**MATERIAL SHOWN**
________________

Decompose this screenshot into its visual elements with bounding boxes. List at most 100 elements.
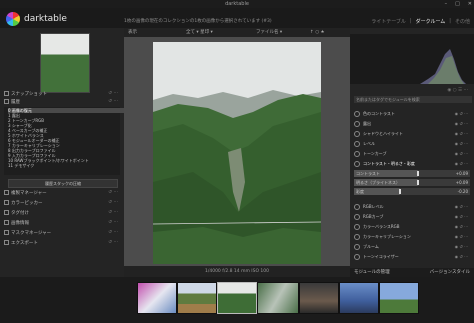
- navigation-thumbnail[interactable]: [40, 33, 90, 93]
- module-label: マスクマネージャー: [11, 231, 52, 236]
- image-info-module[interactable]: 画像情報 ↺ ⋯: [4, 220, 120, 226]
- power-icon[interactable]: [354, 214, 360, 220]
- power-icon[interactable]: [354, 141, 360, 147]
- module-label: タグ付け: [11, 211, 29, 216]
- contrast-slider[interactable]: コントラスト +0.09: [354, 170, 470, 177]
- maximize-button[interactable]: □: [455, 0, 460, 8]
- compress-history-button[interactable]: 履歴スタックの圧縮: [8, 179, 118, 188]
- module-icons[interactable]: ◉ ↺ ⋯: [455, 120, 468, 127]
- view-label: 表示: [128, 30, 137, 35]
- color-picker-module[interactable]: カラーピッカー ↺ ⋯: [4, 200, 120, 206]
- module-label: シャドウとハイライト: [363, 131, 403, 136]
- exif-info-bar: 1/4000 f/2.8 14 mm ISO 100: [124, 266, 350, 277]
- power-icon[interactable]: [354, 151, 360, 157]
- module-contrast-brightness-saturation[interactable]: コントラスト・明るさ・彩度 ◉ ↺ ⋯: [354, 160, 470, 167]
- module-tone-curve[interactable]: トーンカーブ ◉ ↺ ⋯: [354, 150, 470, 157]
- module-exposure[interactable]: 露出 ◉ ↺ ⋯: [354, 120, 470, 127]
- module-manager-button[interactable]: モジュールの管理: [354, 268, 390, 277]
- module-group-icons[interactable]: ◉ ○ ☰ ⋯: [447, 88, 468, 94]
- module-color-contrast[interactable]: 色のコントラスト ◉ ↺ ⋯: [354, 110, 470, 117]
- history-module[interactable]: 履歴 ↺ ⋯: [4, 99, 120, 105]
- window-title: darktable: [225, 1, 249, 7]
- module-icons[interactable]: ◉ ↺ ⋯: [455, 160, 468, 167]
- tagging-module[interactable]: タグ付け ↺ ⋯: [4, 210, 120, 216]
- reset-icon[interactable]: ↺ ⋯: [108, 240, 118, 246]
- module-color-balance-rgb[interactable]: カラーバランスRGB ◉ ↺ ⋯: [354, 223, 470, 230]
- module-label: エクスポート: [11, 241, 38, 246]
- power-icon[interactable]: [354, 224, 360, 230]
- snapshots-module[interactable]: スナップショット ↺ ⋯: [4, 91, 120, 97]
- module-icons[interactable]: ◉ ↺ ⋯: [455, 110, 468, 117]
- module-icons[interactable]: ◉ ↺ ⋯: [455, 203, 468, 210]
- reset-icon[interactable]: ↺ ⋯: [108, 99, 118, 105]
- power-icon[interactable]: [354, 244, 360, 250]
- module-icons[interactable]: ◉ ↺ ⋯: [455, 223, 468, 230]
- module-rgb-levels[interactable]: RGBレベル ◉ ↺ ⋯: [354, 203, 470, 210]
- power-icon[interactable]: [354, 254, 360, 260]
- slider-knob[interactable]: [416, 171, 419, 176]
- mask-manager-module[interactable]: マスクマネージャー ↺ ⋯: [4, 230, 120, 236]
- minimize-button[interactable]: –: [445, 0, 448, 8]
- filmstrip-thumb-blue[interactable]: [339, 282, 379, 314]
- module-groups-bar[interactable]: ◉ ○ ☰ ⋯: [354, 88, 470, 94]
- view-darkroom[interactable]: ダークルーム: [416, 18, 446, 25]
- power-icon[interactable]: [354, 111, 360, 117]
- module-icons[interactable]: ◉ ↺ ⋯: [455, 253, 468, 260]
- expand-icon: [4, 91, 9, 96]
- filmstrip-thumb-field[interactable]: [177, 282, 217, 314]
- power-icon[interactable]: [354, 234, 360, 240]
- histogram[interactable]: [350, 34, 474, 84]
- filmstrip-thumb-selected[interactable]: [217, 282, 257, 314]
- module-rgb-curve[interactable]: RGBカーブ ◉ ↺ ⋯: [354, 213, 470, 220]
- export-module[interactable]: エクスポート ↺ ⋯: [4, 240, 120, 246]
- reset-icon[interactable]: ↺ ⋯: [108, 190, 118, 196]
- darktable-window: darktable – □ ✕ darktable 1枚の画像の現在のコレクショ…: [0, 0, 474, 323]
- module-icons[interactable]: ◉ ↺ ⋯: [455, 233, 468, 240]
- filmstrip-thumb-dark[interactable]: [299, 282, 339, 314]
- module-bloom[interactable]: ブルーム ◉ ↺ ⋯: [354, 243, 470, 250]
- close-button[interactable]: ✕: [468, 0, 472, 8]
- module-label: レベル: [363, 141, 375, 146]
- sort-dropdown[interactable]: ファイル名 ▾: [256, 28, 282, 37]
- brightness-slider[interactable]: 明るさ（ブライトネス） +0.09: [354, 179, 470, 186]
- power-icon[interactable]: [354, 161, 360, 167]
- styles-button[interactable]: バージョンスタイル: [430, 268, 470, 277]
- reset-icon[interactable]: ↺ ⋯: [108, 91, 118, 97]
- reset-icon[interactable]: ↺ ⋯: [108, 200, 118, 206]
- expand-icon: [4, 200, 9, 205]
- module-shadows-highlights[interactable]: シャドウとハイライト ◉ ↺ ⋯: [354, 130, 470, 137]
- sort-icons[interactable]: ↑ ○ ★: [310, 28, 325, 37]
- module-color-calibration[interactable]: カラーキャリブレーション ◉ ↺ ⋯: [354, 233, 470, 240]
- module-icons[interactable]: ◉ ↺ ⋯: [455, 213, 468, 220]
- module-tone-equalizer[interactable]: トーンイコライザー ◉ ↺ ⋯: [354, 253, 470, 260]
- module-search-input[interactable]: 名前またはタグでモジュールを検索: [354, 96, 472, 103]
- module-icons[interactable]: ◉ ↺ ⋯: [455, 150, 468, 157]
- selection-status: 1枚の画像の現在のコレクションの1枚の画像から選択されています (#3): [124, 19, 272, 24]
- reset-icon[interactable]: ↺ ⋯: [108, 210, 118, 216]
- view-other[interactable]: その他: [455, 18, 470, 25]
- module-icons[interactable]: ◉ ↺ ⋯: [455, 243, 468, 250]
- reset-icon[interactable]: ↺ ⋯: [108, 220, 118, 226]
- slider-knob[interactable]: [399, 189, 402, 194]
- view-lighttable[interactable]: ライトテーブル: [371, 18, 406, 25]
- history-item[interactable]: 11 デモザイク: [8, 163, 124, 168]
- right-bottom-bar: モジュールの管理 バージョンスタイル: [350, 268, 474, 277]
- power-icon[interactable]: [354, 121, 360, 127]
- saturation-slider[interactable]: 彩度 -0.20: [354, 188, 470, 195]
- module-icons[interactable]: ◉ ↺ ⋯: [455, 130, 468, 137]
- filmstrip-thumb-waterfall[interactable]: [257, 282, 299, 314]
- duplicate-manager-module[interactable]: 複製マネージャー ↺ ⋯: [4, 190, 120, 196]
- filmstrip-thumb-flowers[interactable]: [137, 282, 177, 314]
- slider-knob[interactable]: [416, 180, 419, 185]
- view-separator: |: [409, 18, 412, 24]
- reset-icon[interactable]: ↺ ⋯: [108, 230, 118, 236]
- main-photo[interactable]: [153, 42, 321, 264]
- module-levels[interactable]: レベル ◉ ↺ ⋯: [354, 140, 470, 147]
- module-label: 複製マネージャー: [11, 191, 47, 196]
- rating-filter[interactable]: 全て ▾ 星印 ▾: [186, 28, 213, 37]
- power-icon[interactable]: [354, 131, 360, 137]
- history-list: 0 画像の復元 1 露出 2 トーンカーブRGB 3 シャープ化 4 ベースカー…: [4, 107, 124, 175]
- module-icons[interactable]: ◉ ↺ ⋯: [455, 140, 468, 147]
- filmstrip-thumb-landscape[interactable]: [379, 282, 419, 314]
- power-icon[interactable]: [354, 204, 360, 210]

________________

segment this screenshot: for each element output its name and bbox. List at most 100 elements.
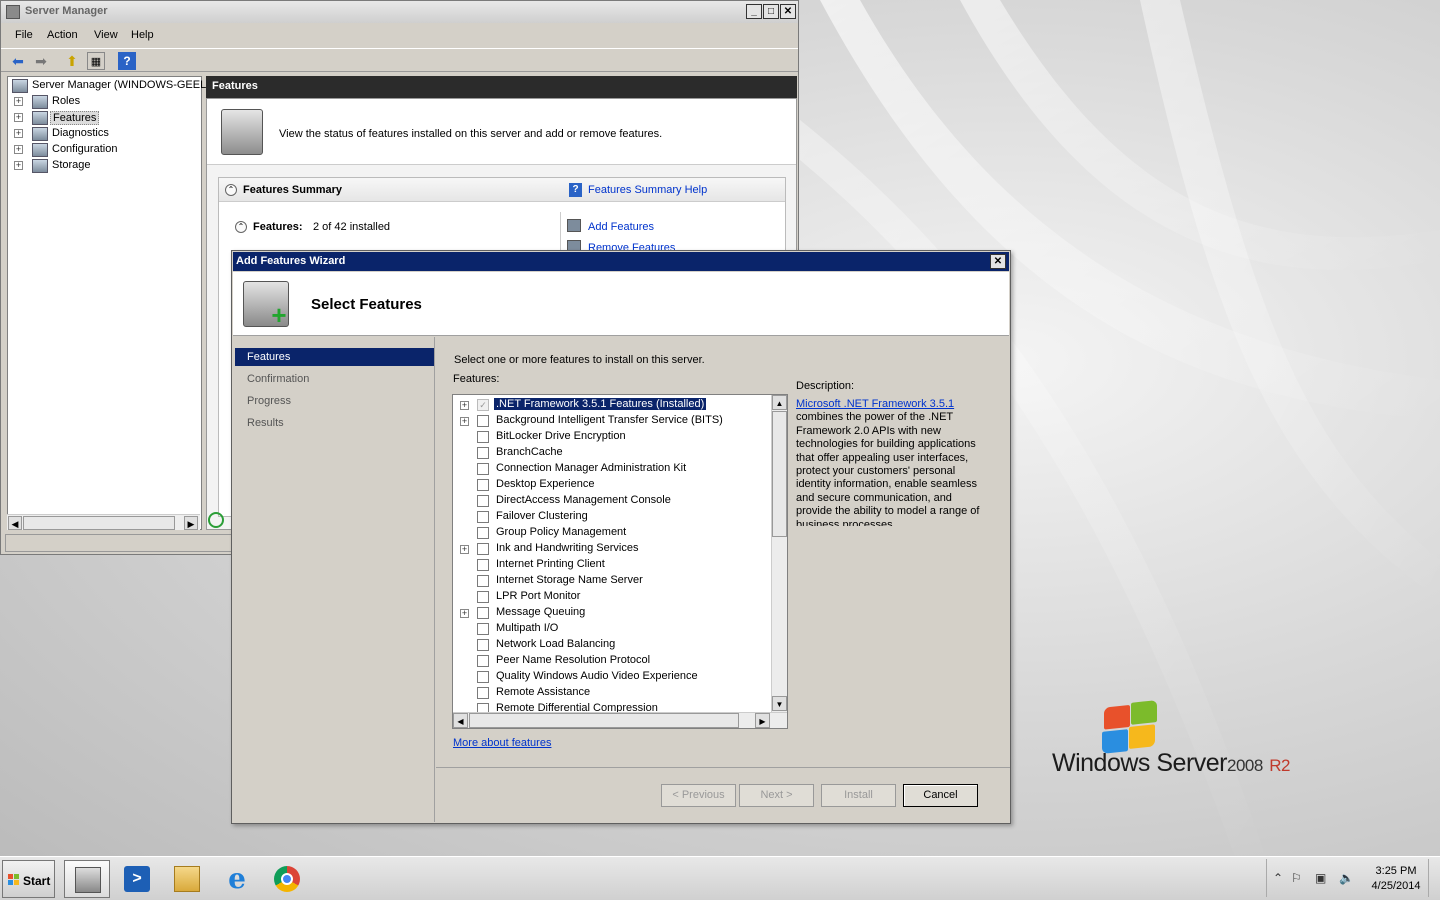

________________

**EXERCISE**
Write out the data verbatim, from the line with "Decompose this screenshot" up to and including the line with "- exif-info-bar: 1/4000". Leave the picture out of your copy.

**THE REPLY**
Decompose this screenshot into its visual elements with bounding boxes. List at most 100 elements.
- navigation-thumbnail[interactable]: [40, 33, 90, 93]
- module-label: マスクマネージャー: [11, 231, 52, 236]
- image-info-module[interactable]: 画像情報 ↺ ⋯: [4, 220, 120, 226]
- power-icon[interactable]: [354, 214, 360, 220]
- power-icon[interactable]: [354, 141, 360, 147]
- module-label: タグ付け: [11, 211, 29, 216]
- contrast-slider[interactable]: コントラスト +0.09: [354, 170, 470, 177]
- maximize-button[interactable]: □: [455, 0, 460, 8]
- compress-history-button[interactable]: 履歴スタックの圧縮: [8, 179, 118, 188]
- module-icons[interactable]: ◉ ↺ ⋯: [455, 120, 468, 127]
- view-label: 表示: [128, 30, 137, 35]
- color-picker-module[interactable]: カラーピッカー ↺ ⋯: [4, 200, 120, 206]
- module-label: シャドウとハイライト: [363, 131, 403, 136]
- exif-info-bar: 1/4000 f/2.8 14 mm ISO 100: [124, 266, 350, 277]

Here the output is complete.